═════ Data provided ═════
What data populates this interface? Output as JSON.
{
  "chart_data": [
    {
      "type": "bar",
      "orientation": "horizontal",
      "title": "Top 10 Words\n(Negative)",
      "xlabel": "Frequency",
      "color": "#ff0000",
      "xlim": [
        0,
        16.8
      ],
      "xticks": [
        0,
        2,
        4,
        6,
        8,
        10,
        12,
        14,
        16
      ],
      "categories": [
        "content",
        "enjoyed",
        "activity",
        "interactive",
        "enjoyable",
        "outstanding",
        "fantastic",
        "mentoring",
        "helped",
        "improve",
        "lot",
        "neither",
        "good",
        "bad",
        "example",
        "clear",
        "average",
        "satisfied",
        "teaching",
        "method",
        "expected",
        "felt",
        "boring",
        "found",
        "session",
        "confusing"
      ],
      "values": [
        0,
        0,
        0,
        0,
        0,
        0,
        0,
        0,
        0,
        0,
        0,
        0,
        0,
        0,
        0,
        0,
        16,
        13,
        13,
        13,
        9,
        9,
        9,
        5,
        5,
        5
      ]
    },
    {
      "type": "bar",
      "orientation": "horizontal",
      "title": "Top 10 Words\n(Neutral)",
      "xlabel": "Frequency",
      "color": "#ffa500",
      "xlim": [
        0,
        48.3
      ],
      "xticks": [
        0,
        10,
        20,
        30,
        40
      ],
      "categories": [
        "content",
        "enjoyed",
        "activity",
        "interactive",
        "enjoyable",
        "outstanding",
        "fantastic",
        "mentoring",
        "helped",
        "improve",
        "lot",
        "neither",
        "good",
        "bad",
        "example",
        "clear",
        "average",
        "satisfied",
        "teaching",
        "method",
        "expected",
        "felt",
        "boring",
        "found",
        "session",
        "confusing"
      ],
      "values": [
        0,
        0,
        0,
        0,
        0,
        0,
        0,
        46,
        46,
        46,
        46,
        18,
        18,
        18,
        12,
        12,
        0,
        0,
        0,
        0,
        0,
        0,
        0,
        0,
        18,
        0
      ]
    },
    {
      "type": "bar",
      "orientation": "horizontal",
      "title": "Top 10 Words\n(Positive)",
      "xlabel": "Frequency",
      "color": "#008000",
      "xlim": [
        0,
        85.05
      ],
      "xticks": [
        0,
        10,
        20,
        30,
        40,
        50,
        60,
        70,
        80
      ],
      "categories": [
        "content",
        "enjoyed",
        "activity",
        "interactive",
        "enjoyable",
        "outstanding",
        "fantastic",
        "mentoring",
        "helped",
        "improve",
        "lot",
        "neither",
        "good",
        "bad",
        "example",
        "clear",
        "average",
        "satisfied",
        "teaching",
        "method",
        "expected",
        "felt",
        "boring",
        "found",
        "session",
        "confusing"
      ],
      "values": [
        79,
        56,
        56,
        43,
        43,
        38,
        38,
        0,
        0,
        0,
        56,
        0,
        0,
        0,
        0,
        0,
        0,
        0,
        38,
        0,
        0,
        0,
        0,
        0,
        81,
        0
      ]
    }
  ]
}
═════
Requirements >>
Extract the data in full. Keep it word for word.

Solved exercise >>
What data populates this interface? Output as JSON.
{
  "chart_data": [
    {
      "type": "bar",
      "orientation": "horizontal",
      "title": "Top 10 Words\n(Negative)",
      "xlabel": "Frequency",
      "color": "#ff0000",
      "xlim": [
        0,
        16.8
      ],
      "xticks": [
        0,
        2,
        4,
        6,
        8,
        10,
        12,
        14,
        16
      ],
      "categories": [
        "content",
        "enjoyed",
        "activity",
        "interactive",
        "enjoyable",
        "outstanding",
        "fantastic",
        "mentoring",
        "helped",
        "improve",
        "lot",
        "neither",
        "good",
        "bad",
        "example",
        "clear",
        "average",
        "satisfied",
        "teaching",
        "method",
        "expected",
        "felt",
        "boring",
        "found",
        "session",
        "confusing"
      ],
      "values": [
        0,
        0,
        0,
        0,
        0,
        0,
        0,
        0,
        0,
        0,
        0,
        0,
        0,
        0,
        0,
        0,
        16,
        13,
        13,
        13,
        9,
        9,
        9,
        5,
        5,
        5
      ]
    },
    {
      "type": "bar",
      "orientation": "horizontal",
      "title": "Top 10 Words\n(Neutral)",
      "xlabel": "Frequency",
      "color": "#ffa500",
      "xlim": [
        0,
        48.3
      ],
      "xticks": [
        0,
        10,
        20,
        30,
        40
      ],
      "categories": [
        "content",
        "enjoyed",
        "activity",
        "interactive",
        "enjoyable",
        "outstanding",
        "fantastic",
        "mentoring",
        "helped",
        "improve",
        "lot",
        "neither",
        "good",
        "bad",
        "example",
        "clear",
        "average",
        "satisfied",
        "teaching",
        "method",
        "expected",
        "felt",
        "boring",
        "found",
        "session",
        "confusing"
      ],
      "values": [
        0,
        0,
        0,
        0,
        0,
        0,
        0,
        46,
        46,
        46,
        46,
        18,
        18,
        18,
        12,
        12,
        0,
        0,
        0,
        0,
        0,
        0,
        0,
        0,
        18,
        0
      ]
    },
    {
      "type": "bar",
      "orientation": "horizontal",
      "title": "Top 10 Words\n(Positive)",
      "xlabel": "Frequency",
      "color": "#008000",
      "xlim": [
        0,
        85.05
      ],
      "xticks": [
        0,
        10,
        20,
        30,
        40,
        50,
        60,
        70,
        80
      ],
      "categories": [
        "content",
        "enjoyed",
        "activity",
        "interactive",
        "enjoyable",
        "outstanding",
        "fantastic",
        "mentoring",
        "helped",
        "improve",
        "lot",
        "neither",
        "good",
        "bad",
        "example",
        "clear",
        "average",
        "satisfied",
        "teaching",
        "method",
        "expected",
        "felt",
        "boring",
        "found",
        "session",
        "confusing"
      ],
      "values": [
        79,
        56,
        56,
        43,
        43,
        38,
        38,
        0,
        0,
        0,
        56,
        0,
        0,
        0,
        0,
        0,
        0,
        0,
        38,
        0,
        0,
        0,
        0,
        0,
        81,
        0
      ]
    }
  ]
}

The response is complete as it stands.